_WHAT YOU HAVE TO DO_.
Without omitting anything, retype the data that follows.

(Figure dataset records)
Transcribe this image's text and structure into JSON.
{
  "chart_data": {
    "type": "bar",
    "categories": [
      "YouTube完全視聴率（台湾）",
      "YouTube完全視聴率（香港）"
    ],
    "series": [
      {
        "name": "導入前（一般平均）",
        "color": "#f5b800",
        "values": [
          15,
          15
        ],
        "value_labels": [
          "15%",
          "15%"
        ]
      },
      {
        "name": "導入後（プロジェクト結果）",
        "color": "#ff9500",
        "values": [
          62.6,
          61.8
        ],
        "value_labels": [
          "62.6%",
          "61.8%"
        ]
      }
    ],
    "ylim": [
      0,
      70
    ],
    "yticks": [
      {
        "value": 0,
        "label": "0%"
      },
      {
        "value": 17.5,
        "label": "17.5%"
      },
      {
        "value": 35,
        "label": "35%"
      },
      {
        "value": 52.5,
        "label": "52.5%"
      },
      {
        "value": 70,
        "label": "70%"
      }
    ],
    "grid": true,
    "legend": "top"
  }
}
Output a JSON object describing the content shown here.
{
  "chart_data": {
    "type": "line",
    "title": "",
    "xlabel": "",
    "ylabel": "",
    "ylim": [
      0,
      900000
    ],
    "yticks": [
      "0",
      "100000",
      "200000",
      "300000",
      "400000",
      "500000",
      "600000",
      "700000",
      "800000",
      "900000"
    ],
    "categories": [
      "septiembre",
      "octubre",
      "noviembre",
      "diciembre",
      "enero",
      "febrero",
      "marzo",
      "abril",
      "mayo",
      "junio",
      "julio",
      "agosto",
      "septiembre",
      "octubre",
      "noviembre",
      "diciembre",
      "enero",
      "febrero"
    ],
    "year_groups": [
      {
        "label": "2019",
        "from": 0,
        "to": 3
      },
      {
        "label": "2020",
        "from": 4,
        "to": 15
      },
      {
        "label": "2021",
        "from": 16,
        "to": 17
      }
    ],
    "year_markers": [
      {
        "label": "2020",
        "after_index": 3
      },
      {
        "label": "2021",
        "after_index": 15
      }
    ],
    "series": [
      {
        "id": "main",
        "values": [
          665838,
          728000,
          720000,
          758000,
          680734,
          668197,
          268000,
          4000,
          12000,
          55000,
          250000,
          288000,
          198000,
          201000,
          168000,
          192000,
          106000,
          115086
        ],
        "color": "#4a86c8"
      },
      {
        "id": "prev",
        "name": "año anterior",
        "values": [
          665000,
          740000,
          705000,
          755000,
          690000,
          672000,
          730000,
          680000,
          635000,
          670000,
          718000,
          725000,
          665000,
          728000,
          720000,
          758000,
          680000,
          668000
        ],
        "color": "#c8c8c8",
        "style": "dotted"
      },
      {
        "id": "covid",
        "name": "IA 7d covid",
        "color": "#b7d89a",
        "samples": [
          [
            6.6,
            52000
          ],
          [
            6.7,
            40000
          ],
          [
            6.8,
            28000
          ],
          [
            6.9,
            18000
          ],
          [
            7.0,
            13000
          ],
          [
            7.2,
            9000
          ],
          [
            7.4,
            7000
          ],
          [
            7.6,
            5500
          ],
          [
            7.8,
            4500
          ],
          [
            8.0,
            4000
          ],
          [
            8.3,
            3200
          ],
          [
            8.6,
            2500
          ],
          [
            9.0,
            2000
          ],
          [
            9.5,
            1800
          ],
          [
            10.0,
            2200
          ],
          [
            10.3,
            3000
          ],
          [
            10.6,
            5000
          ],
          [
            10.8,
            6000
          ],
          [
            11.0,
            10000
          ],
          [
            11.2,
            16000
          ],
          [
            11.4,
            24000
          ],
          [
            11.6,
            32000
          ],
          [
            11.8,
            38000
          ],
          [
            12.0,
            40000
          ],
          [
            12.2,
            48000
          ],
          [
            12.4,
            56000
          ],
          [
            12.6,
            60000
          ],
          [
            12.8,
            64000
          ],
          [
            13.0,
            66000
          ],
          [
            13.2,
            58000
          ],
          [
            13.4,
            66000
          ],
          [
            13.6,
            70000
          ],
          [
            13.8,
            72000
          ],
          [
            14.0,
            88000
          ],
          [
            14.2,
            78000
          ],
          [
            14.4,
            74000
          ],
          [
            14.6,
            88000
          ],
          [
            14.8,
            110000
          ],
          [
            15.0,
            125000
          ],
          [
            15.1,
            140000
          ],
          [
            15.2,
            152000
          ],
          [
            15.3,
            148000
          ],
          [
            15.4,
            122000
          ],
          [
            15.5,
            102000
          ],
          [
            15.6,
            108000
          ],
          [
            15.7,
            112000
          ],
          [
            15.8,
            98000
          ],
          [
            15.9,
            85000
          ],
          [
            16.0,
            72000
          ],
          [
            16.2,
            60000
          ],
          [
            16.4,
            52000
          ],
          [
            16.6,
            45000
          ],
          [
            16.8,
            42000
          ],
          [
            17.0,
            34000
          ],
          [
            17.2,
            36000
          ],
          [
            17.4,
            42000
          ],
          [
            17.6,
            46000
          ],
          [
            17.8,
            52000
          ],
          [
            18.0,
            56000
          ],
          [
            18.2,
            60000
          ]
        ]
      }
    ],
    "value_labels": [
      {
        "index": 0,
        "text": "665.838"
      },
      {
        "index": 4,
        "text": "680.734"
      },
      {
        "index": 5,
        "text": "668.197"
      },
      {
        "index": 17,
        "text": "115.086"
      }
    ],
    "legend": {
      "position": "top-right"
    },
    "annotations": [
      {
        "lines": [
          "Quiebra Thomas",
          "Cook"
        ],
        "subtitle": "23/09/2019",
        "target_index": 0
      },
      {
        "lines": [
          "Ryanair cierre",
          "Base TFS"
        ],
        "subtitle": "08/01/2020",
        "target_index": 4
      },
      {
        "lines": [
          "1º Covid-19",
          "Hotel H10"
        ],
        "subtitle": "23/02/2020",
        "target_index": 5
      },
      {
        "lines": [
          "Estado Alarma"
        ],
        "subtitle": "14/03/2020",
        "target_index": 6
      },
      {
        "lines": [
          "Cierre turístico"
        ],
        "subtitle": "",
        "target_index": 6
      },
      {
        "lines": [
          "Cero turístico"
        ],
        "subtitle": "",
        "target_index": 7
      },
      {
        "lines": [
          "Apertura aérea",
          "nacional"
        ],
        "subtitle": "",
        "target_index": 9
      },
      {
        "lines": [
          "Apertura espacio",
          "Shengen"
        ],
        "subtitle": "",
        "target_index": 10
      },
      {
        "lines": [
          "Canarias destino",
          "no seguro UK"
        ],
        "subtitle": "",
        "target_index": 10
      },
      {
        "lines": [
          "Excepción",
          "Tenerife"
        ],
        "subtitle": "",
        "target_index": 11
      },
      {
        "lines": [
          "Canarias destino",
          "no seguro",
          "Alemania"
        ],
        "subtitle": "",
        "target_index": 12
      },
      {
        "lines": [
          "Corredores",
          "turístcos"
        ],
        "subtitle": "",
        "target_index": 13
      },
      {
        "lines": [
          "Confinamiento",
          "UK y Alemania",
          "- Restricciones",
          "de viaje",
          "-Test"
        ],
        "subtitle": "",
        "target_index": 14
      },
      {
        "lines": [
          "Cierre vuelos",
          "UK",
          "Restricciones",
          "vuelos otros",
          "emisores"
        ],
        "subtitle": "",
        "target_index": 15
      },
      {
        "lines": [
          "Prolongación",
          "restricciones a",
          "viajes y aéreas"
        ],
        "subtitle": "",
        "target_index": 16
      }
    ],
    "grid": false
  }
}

_REPLY_.
Transcribe this image's text and structure into JSON.
{
  "chart_data": {
    "type": "bar",
    "categories": [
      "YouTube完全視聴率（台湾）",
      "YouTube完全視聴率（香港）"
    ],
    "series": [
      {
        "name": "導入前（一般平均）",
        "color": "#f5b800",
        "values": [
          15,
          15
        ],
        "value_labels": [
          "15%",
          "15%"
        ]
      },
      {
        "name": "導入後（プロジェクト結果）",
        "color": "#ff9500",
        "values": [
          62.6,
          61.8
        ],
        "value_labels": [
          "62.6%",
          "61.8%"
        ]
      }
    ],
    "ylim": [
      0,
      70
    ],
    "yticks": [
      {
        "value": 0,
        "label": "0%"
      },
      {
        "value": 17.5,
        "label": "17.5%"
      },
      {
        "value": 35,
        "label": "35%"
      },
      {
        "value": 52.5,
        "label": "52.5%"
      },
      {
        "value": 70,
        "label": "70%"
      }
    ],
    "grid": true,
    "legend": "top"
  }
}
Output a JSON object describing the content shown here.
{
  "chart_data": {
    "type": "line",
    "title": "",
    "xlabel": "",
    "ylabel": "",
    "ylim": [
      0,
      900000
    ],
    "yticks": [
      "0",
      "100000",
      "200000",
      "300000",
      "400000",
      "500000",
      "600000",
      "700000",
      "800000",
      "900000"
    ],
    "categories": [
      "septiembre",
      "octubre",
      "noviembre",
      "diciembre",
      "enero",
      "febrero",
      "marzo",
      "abril",
      "mayo",
      "junio",
      "julio",
      "agosto",
      "septiembre",
      "octubre",
      "noviembre",
      "diciembre",
      "enero",
      "febrero"
    ],
    "year_groups": [
      {
        "label": "2019",
        "from": 0,
        "to": 3
      },
      {
        "label": "2020",
        "from": 4,
        "to": 15
      },
      {
        "label": "2021",
        "from": 16,
        "to": 17
      }
    ],
    "year_markers": [
      {
        "label": "2020",
        "after_index": 3
      },
      {
        "label": "2021",
        "after_index": 15
      }
    ],
    "series": [
      {
        "id": "main",
        "values": [
          665838,
          728000,
          720000,
          758000,
          680734,
          668197,
          268000,
          4000,
          12000,
          55000,
          250000,
          288000,
          198000,
          201000,
          168000,
          192000,
          106000,
          115086
        ],
        "color": "#4a86c8"
      },
      {
        "id": "prev",
        "name": "año anterior",
        "values": [
          665000,
          740000,
          705000,
          755000,
          690000,
          672000,
          730000,
          680000,
          635000,
          670000,
          718000,
          725000,
          665000,
          728000,
          720000,
          758000,
          680000,
          668000
        ],
        "color": "#c8c8c8",
        "style": "dotted"
      },
      {
        "id": "covid",
        "name": "IA 7d covid",
        "color": "#b7d89a",
        "samples": [
          [
            6.6,
            52000
          ],
          [
            6.7,
            40000
          ],
          [
            6.8,
            28000
          ],
          [
            6.9,
            18000
          ],
          [
            7.0,
            13000
          ],
          [
            7.2,
            9000
          ],
          [
            7.4,
            7000
          ],
          [
            7.6,
            5500
          ],
          [
            7.8,
            4500
          ],
          [
            8.0,
            4000
          ],
          [
            8.3,
            3200
          ],
          [
            8.6,
            2500
          ],
          [
            9.0,
            2000
          ],
          [
            9.5,
            1800
          ],
          [
            10.0,
            2200
          ],
          [
            10.3,
            3000
          ],
          [
            10.6,
            5000
          ],
          [
            10.8,
            6000
          ],
          [
            11.0,
            10000
          ],
          [
            11.2,
            16000
          ],
          [
            11.4,
            24000
          ],
          [
            11.6,
            32000
          ],
          [
            11.8,
            38000
          ],
          [
            12.0,
            40000
          ],
          [
            12.2,
            48000
          ],
          [
            12.4,
            56000
          ],
          [
            12.6,
            60000
          ],
          [
            12.8,
            64000
          ],
          [
            13.0,
            66000
          ],
          [
            13.2,
            58000
          ],
          [
            13.4,
            66000
          ],
          [
            13.6,
            70000
          ],
          [
            13.8,
            72000
          ],
          [
            14.0,
            88000
          ],
          [
            14.2,
            78000
          ],
          [
            14.4,
            74000
          ],
          [
            14.6,
            88000
          ],
          [
            14.8,
            110000
          ],
          [
            15.0,
            125000
          ],
          [
            15.1,
            140000
          ],
          [
            15.2,
            152000
          ],
          [
            15.3,
            148000
          ],
          [
            15.4,
            122000
          ],
          [
            15.5,
            102000
          ],
          [
            15.6,
            108000
          ],
          [
            15.7,
            112000
          ],
          [
            15.8,
            98000
          ],
          [
            15.9,
            85000
          ],
          [
            16.0,
            72000
          ],
          [
            16.2,
            60000
          ],
          [
            16.4,
            52000
          ],
          [
            16.6,
            45000
          ],
          [
            16.8,
            42000
          ],
          [
            17.0,
            34000
          ],
          [
            17.2,
            36000
          ],
          [
            17.4,
            42000
          ],
          [
            17.6,
            46000
          ],
          [
            17.8,
            52000
          ],
          [
            18.0,
            56000
          ],
          [
            18.2,
            60000
          ]
        ]
      }
    ],
    "value_labels": [
      {
        "index": 0,
        "text": "665.838"
      },
      {
        "index": 4,
        "text": "680.734"
      },
      {
        "index": 5,
        "text": "668.197"
      },
      {
        "index": 17,
        "text": "115.086"
      }
    ],
    "legend": {
      "position": "top-right"
    },
    "annotations": [
      {
        "lines": [
          "Quiebra Thomas",
          "Cook"
        ],
        "subtitle": "23/09/2019",
        "target_index": 0
      },
      {
        "lines": [
          "Ryanair cierre",
          "Base TFS"
        ],
        "subtitle": "08/01/2020",
        "target_index": 4
      },
      {
        "lines": [
          "1º Covid-19",
          "Hotel H10"
        ],
        "subtitle": "23/02/2020",
        "target_index": 5
      },
      {
        "lines": [
          "Estado Alarma"
        ],
        "subtitle": "14/03/2020",
        "target_index": 6
      },
      {
        "lines": [
          "Cierre turístico"
        ],
        "subtitle": "",
        "target_index": 6
      },
      {
        "lines": [
          "Cero turístico"
        ],
        "subtitle": "",
        "target_index": 7
      },
      {
        "lines": [
          "Apertura aérea",
          "nacional"
        ],
        "subtitle": "",
        "target_index": 9
      },
      {
        "lines": [
          "Apertura espacio",
          "Shengen"
        ],
        "subtitle": "",
        "target_index": 10
      },
      {
        "lines": [
          "Canarias destino",
          "no seguro UK"
        ],
        "subtitle": "",
        "target_index": 10
      },
      {
        "lines": [
          "Excepción",
          "Tenerife"
        ],
        "subtitle": "",
        "target_index": 11
      },
      {
        "lines": [
          "Canarias destino",
          "no seguro",
          "Alemania"
        ],
        "subtitle": "",
        "target_index": 12
      },
      {
        "lines": [
          "Corredores",
          "turístcos"
        ],
        "subtitle": "",
        "target_index": 13
      },
      {
        "lines": [
          "Confinamiento",
          "UK y Alemania",
          "- Restricciones",
          "de viaje",
          "-Test"
        ],
        "subtitle": "",
        "target_index": 14
      },
      {
        "lines": [
          "Cierre vuelos",
          "UK",
          "Restricciones",
          "vuelos otros",
          "emisores"
        ],
        "subtitle": "",
        "target_index": 15
      },
      {
        "lines": [
          "Prolongación",
          "restricciones a",
          "viajes y aéreas"
        ],
        "subtitle": "",
        "target_index": 16
      }
    ],
    "grid": false
  }
}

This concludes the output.